_EXERCISE TASK:_ Reproduce the records that follow in full, excluding any picture they contain.

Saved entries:
··········
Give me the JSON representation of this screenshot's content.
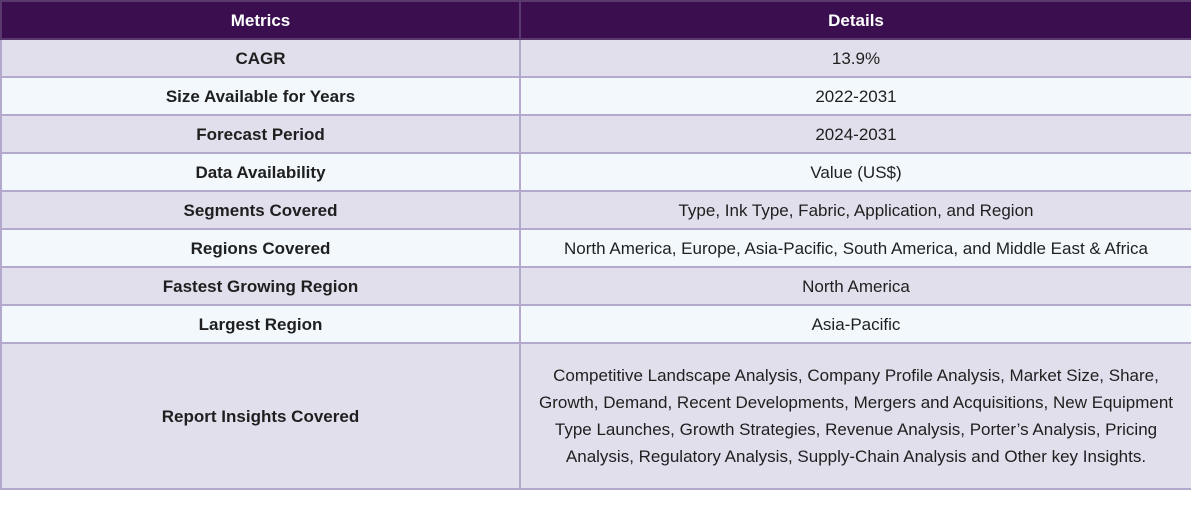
{
  "table": {
    "headers": [
      "Metrics",
      "Details"
    ],
    "rows": [
      {
        "metric": "CAGR",
        "details": "13.9%"
      },
      {
        "metric": "Size Available for Years",
        "details": "2022-2031"
      },
      {
        "metric": "Forecast Period",
        "details": "2024-2031"
      },
      {
        "metric": "Data Availability",
        "details": "Value (US$)"
      },
      {
        "metric": "Segments Covered",
        "details": "Type, Ink Type, Fabric, Application, and Region"
      },
      {
        "metric": "Regions Covered",
        "details": "North America, Europe, Asia-Pacific, South America, and Middle East & Africa"
      },
      {
        "metric": "Fastest Growing Region",
        "details": "North America"
      },
      {
        "metric": "Largest Region",
        "details": "Asia-Pacific"
      },
      {
        "metric": "Report Insights Covered",
        "details": "Competitive Landscape Analysis, Company Profile Analysis, Market Size, Share, Growth, Demand, Recent Developments, Mergers and Acquisitions, New Equipment Type Launches, Growth Strategies, Revenue Analysis, Porter’s Analysis, Pricing Analysis, Regulatory Analysis, Supply-Chain Analysis and Other key Insights."
      }
    ]
  },
  "colors": {
    "header_bg": "#3b0f4f",
    "row_odd_bg": "#e1dfeb",
    "row_even_bg": "#f2f8fc",
    "border": "#b3a9cc"
  }
}
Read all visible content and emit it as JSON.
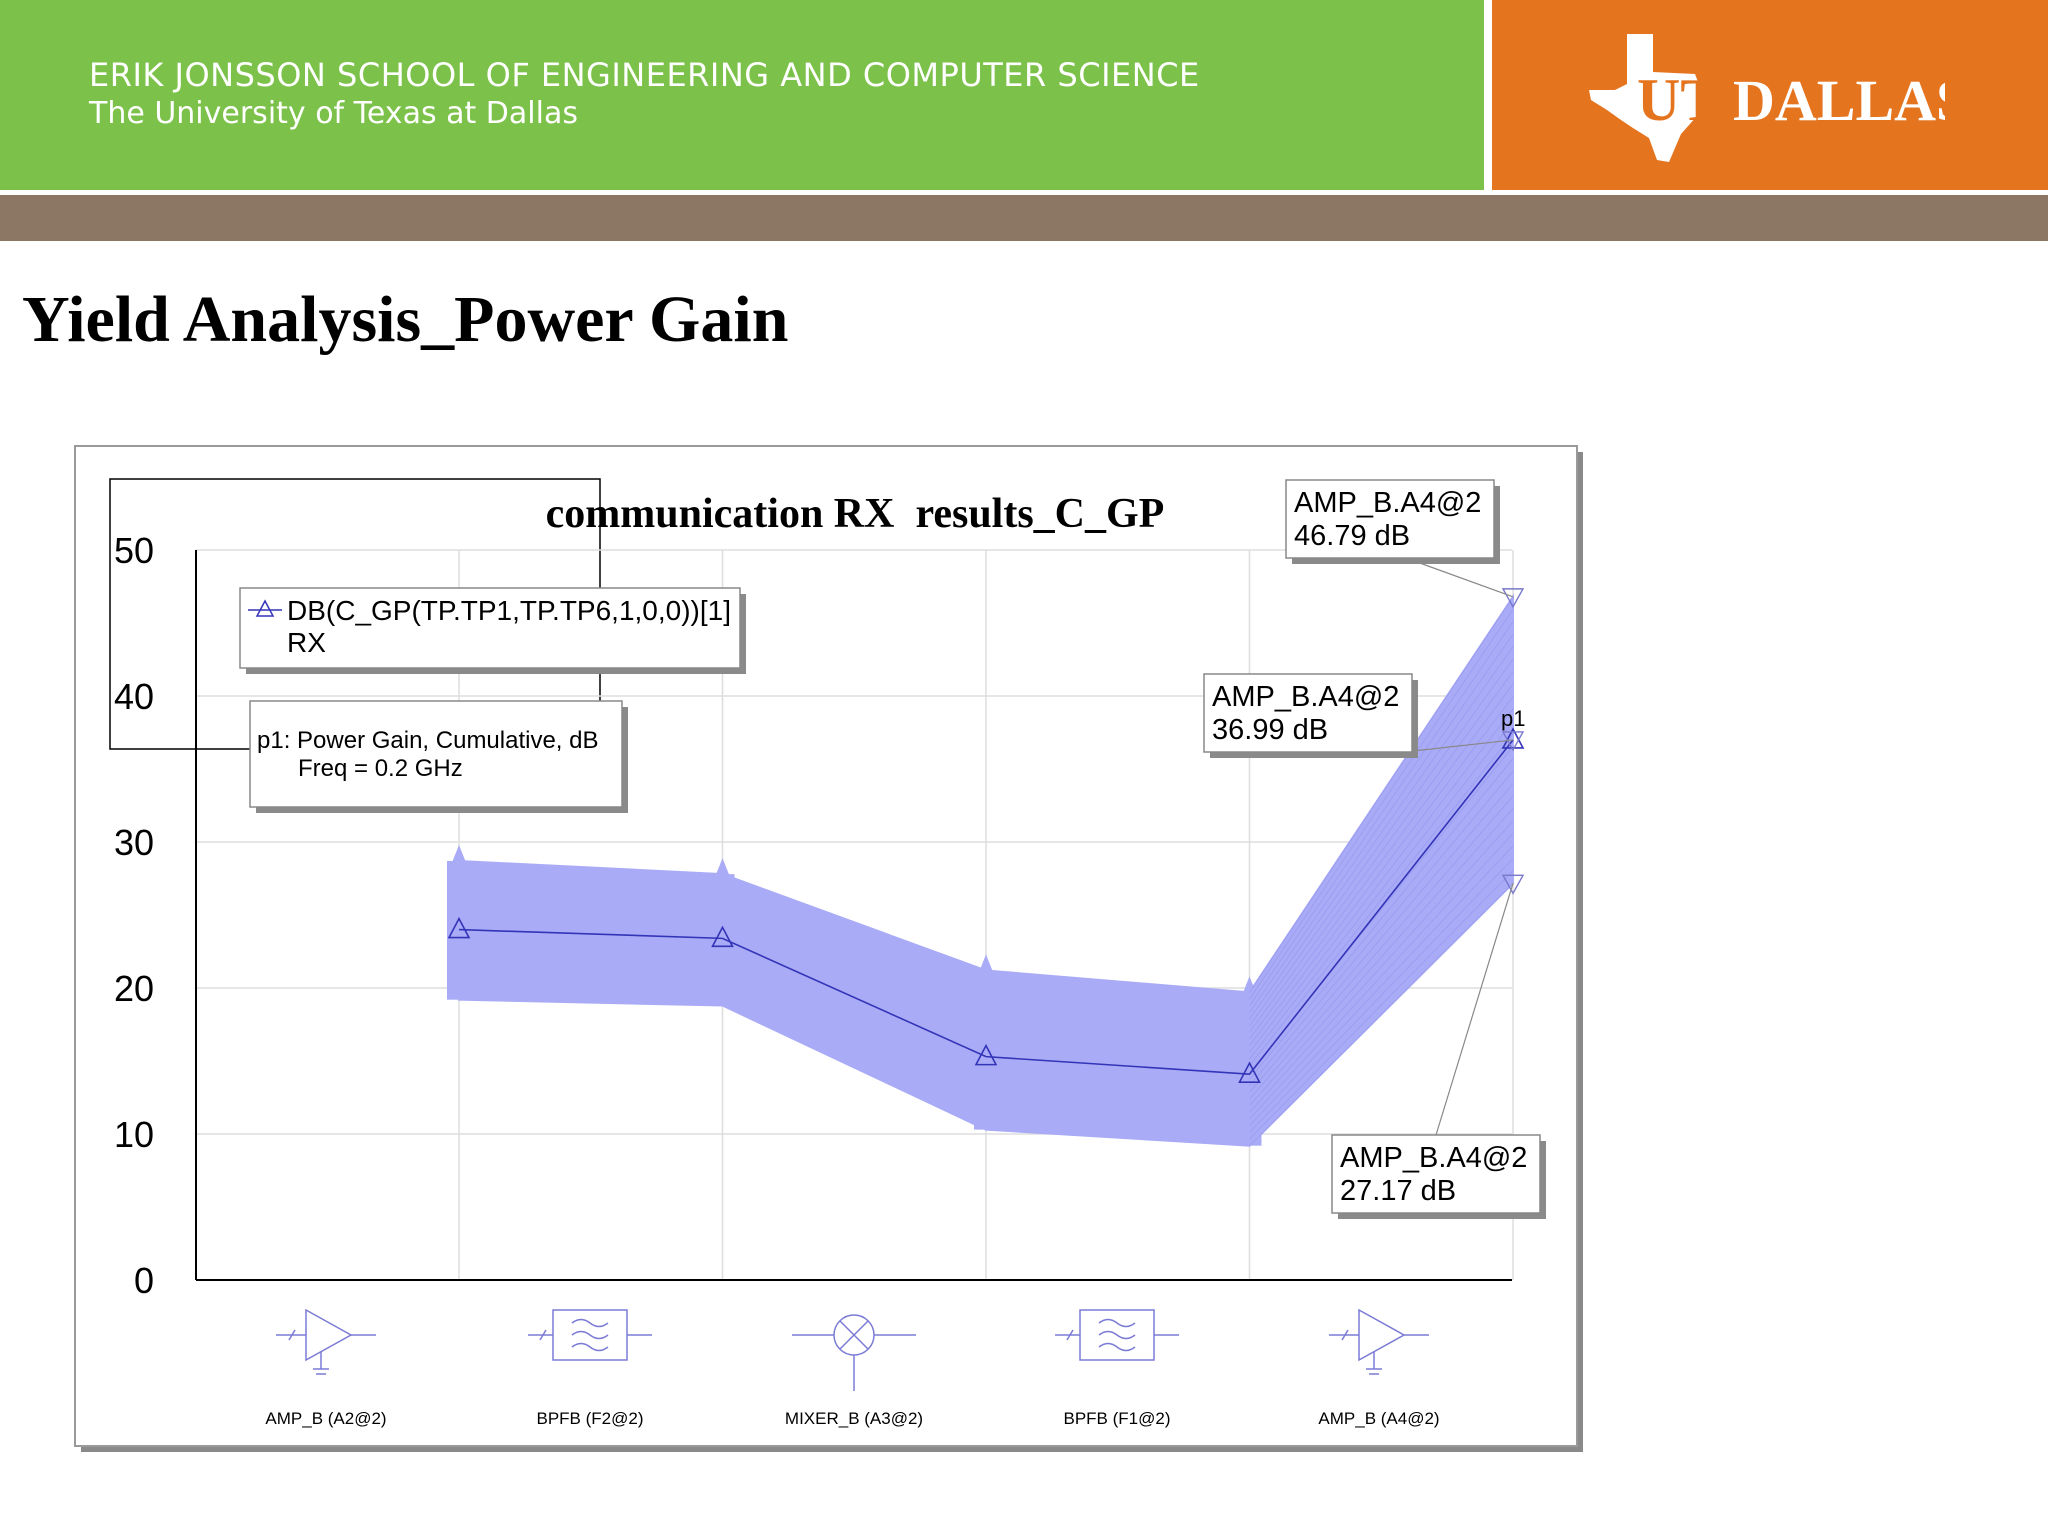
{
  "header": {
    "school": "ERIK JONSSON SCHOOL OF ENGINEERING AND COMPUTER SCIENCE",
    "university": "The University of Texas at Dallas",
    "logo_text_ut": "UT",
    "logo_text_dallas": "DALLAS",
    "green_color": "#7cc24a",
    "orange_color": "#e5741f",
    "brown_color": "#8b7764"
  },
  "slide": {
    "title": "Yield Analysis_Power Gain"
  },
  "chart_data": {
    "type": "line",
    "title": "communication RX  results_C_GP",
    "ylim": [
      0,
      50
    ],
    "yticks": [
      "0",
      "10",
      "20",
      "30",
      "40",
      "50"
    ],
    "categories": [
      "AMP_B (A2@2)",
      "BPFB (F2@2)",
      "MIXER_B (A3@2)",
      "BPFB (F1@2)",
      "AMP_B (A4@2)"
    ],
    "component_icons": [
      "amplifier-icon",
      "bandpass-filter-icon",
      "mixer-icon",
      "bandpass-filter-icon",
      "amplifier-icon"
    ],
    "legend": {
      "series_label": "DB(C_GP(TP.TP1,TP.TP6,1,0,0))[1]",
      "series_sublabel": "RX",
      "marker_note_line1": "p1: Power Gain, Cumulative, dB",
      "marker_note_line2": "Freq = 0.2 GHz"
    },
    "series": [
      {
        "name": "DB(C_GP(TP.TP1,TP.TP6,1,0,0))[1]",
        "values": [
          24.0,
          23.4,
          15.3,
          14.1,
          36.99
        ]
      }
    ],
    "yield_band": {
      "upper": [
        28.7,
        27.8,
        21.2,
        19.7,
        46.79
      ],
      "lower": [
        19.2,
        18.8,
        10.3,
        9.2,
        27.17
      ],
      "color": "#a9abf6"
    },
    "series_color": "#3434b8",
    "marker_label": "p1",
    "annotations": [
      {
        "name": "AMP_B.A4@2",
        "value": "46.79 dB",
        "y": 46.79
      },
      {
        "name": "AMP_B.A4@2",
        "value": "36.99 dB",
        "y": 36.99
      },
      {
        "name": "AMP_B.A4@2",
        "value": "27.17 dB",
        "y": 27.17
      }
    ]
  }
}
··········
_TASK ANSWER:_
Give me the JSON representation of this screenshot's content.
{
  "table": {
    "headers": [
      "Metrics",
      "Details"
    ],
    "rows": [
      {
        "metric": "CAGR",
        "details": "13.9%"
      },
      {
        "metric": "Size Available for Years",
        "details": "2022-2031"
      },
      {
        "metric": "Forecast Period",
        "details": "2024-2031"
      },
      {
        "metric": "Data Availability",
        "details": "Value (US$)"
      },
      {
        "metric": "Segments Covered",
        "details": "Type, Ink Type, Fabric, Application, and Region"
      },
      {
        "metric": "Regions Covered",
        "details": "North America, Europe, Asia-Pacific, South America, and Middle East & Africa"
      },
      {
        "metric": "Fastest Growing Region",
        "details": "North America"
      },
      {
        "metric": "Largest Region",
        "details": "Asia-Pacific"
      },
      {
        "metric": "Report Insights Covered",
        "details": "Competitive Landscape Analysis, Company Profile Analysis, Market Size, Share, Growth, Demand, Recent Developments, Mergers and Acquisitions, New Equipment Type Launches, Growth Strategies, Revenue Analysis, Porter’s Analysis, Pricing Analysis, Regulatory Analysis, Supply-Chain Analysis and Other key Insights."
      }
    ]
  },
  "colors": {
    "header_bg": "#3b0f4f",
    "row_odd_bg": "#e1dfeb",
    "row_even_bg": "#f2f8fc",
    "border": "#b3a9cc"
  }
}
Read all visible content and emit it as JSON.
{
  "header": {
    "school": "ERIK JONSSON SCHOOL OF ENGINEERING AND COMPUTER SCIENCE",
    "university": "The University of Texas at Dallas",
    "logo_text_ut": "UT",
    "logo_text_dallas": "DALLAS",
    "green_color": "#7cc24a",
    "orange_color": "#e5741f",
    "brown_color": "#8b7764"
  },
  "slide": {
    "title": "Yield Analysis_Power Gain"
  },
  "chart_data": {
    "type": "line",
    "title": "communication RX  results_C_GP",
    "ylim": [
      0,
      50
    ],
    "yticks": [
      "0",
      "10",
      "20",
      "30",
      "40",
      "50"
    ],
    "categories": [
      "AMP_B (A2@2)",
      "BPFB (F2@2)",
      "MIXER_B (A3@2)",
      "BPFB (F1@2)",
      "AMP_B (A4@2)"
    ],
    "component_icons": [
      "amplifier-icon",
      "bandpass-filter-icon",
      "mixer-icon",
      "bandpass-filter-icon",
      "amplifier-icon"
    ],
    "legend": {
      "series_label": "DB(C_GP(TP.TP1,TP.TP6,1,0,0))[1]",
      "series_sublabel": "RX",
      "marker_note_line1": "p1: Power Gain, Cumulative, dB",
      "marker_note_line2": "Freq = 0.2 GHz"
    },
    "series": [
      {
        "name": "DB(C_GP(TP.TP1,TP.TP6,1,0,0))[1]",
        "values": [
          24.0,
          23.4,
          15.3,
          14.1,
          36.99
        ]
      }
    ],
    "yield_band": {
      "upper": [
        28.7,
        27.8,
        21.2,
        19.7,
        46.79
      ],
      "lower": [
        19.2,
        18.8,
        10.3,
        9.2,
        27.17
      ],
      "color": "#a9abf6"
    },
    "series_color": "#3434b8",
    "marker_label": "p1",
    "annotations": [
      {
        "name": "AMP_B.A4@2",
        "value": "46.79 dB",
        "y": 46.79
      },
      {
        "name": "AMP_B.A4@2",
        "value": "36.99 dB",
        "y": 36.99
      },
      {
        "name": "AMP_B.A4@2",
        "value": "27.17 dB",
        "y": 27.17
      }
    ]
  }
}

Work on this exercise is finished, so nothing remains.